[Input rows]
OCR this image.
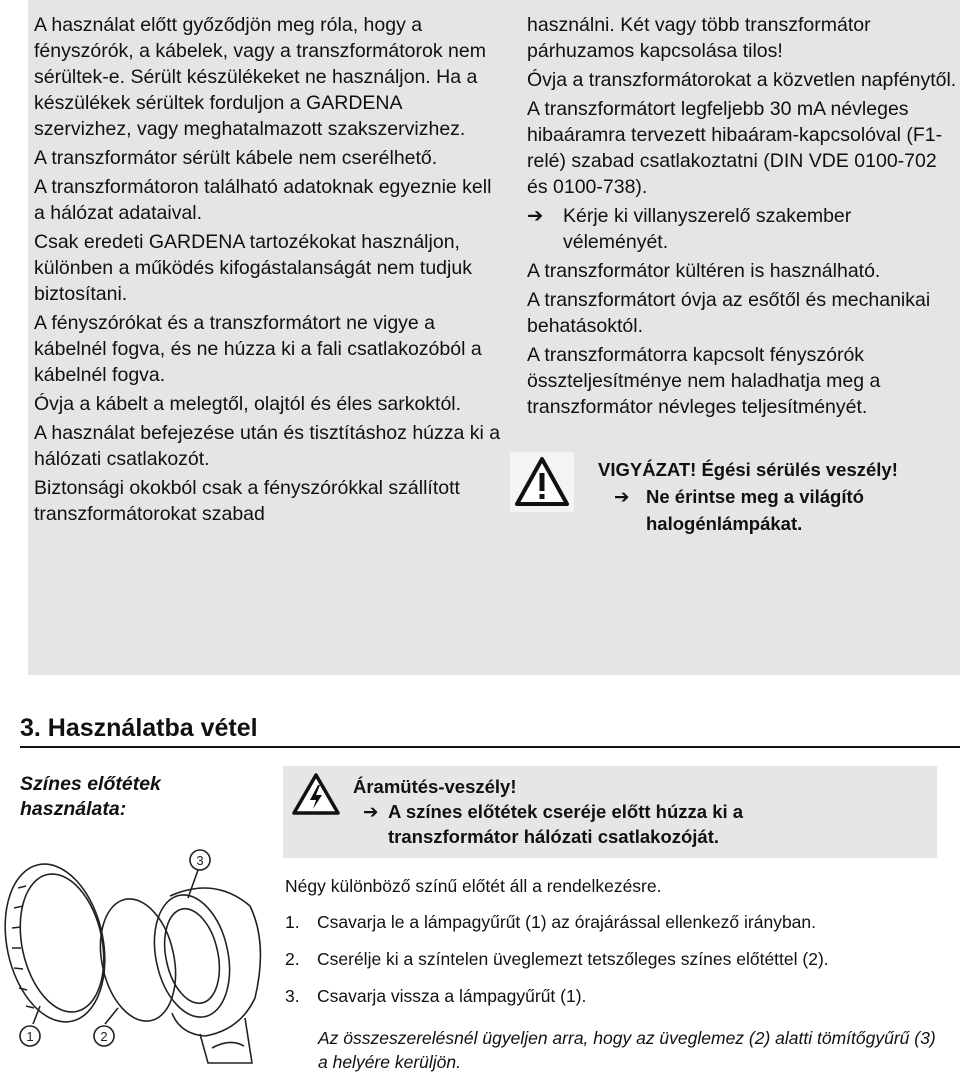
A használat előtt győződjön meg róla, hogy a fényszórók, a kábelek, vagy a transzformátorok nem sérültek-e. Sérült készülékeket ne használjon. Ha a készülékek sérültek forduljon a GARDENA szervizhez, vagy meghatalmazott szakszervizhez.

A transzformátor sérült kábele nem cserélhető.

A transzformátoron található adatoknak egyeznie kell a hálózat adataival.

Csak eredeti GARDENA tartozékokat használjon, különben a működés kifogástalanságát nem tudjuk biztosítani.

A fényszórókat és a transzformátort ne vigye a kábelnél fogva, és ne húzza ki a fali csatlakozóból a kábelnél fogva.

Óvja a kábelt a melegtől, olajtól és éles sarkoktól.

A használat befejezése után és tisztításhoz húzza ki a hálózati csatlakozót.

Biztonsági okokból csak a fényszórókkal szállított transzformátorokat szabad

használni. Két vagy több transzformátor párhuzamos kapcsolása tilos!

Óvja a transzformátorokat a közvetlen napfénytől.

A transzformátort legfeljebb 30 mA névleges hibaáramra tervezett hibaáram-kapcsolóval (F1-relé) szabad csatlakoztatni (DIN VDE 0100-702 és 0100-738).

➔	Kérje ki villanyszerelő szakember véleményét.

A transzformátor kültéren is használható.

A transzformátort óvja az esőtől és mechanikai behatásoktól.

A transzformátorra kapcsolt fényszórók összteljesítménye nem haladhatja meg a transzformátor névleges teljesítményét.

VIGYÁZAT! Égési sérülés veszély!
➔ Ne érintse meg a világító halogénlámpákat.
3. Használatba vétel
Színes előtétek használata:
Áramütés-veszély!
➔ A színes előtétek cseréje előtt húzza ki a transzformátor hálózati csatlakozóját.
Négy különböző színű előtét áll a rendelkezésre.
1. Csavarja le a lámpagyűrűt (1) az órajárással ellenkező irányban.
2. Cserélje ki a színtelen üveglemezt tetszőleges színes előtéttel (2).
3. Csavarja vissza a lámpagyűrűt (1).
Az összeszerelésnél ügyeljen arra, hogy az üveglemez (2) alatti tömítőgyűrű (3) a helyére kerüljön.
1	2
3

[Work instructions] Reproduce the full listing faithfully, but do not carry over any pictures.

[Answer in full]
OCR this image.
A használat előtt győződjön meg róla, hogy a fényszórók, a kábelek, vagy a transzformátorok nem sérültek-e. Sérült készülékeket ne használjon. Ha a készülékek sérültek forduljon a GARDENA szervizhez, vagy meghatalmazott szakszervizhez.

A transzformátor sérült kábele nem cserélhető.

A transzformátoron található adatoknak egyeznie kell a hálózat adataival.

Csak eredeti GARDENA tartozékokat használjon, különben a működés kifogástalanságát nem tudjuk biztosítani.

A fényszórókat és a transzformátort ne vigye a kábelnél fogva, és ne húzza ki a fali csatlakozóból a kábelnél fogva.

Óvja a kábelt a melegtől, olajtól és éles sarkoktól.

A használat befejezése után és tisztításhoz húzza ki a hálózati csatlakozót.

Biztonsági okokból csak a fényszórókkal szállított transzformátorokat szabad

használni. Két vagy több transzformátor párhuzamos kapcsolása tilos!

Óvja a transzformátorokat a közvetlen napfénytől.

A transzformátort legfeljebb 30 mA névleges hibaáramra tervezett hibaáram-kapcsolóval (F1-relé) szabad csatlakoztatni (DIN VDE 0100-702 és 0100-738).

➔	Kérje ki villanyszerelő szakember véleményét.

A transzformátor kültéren is használható.

A transzformátort óvja az esőtől és mechanikai behatásoktól.

A transzformátorra kapcsolt fényszórók összteljesítménye nem haladhatja meg a transzformátor névleges teljesítményét.

VIGYÁZAT! Égési sérülés veszély!
➔ Ne érintse meg a világító halogénlámpákat.
3. Használatba vétel
Színes előtétek használata:
Áramütés-veszély!
➔ A színes előtétek cseréje előtt húzza ki a transzformátor hálózati csatlakozóját.
Négy különböző színű előtét áll a rendelkezésre.
1. Csavarja le a lámpagyűrűt (1) az órajárással ellenkező irányban.
2. Cserélje ki a színtelen üveglemezt tetszőleges színes előtéttel (2).
3. Csavarja vissza a lámpagyűrűt (1).
Az összeszerelésnél ügyeljen arra, hogy az üveglemez (2) alatti tömítőgyűrű (3) a helyére kerüljön.
1	2
3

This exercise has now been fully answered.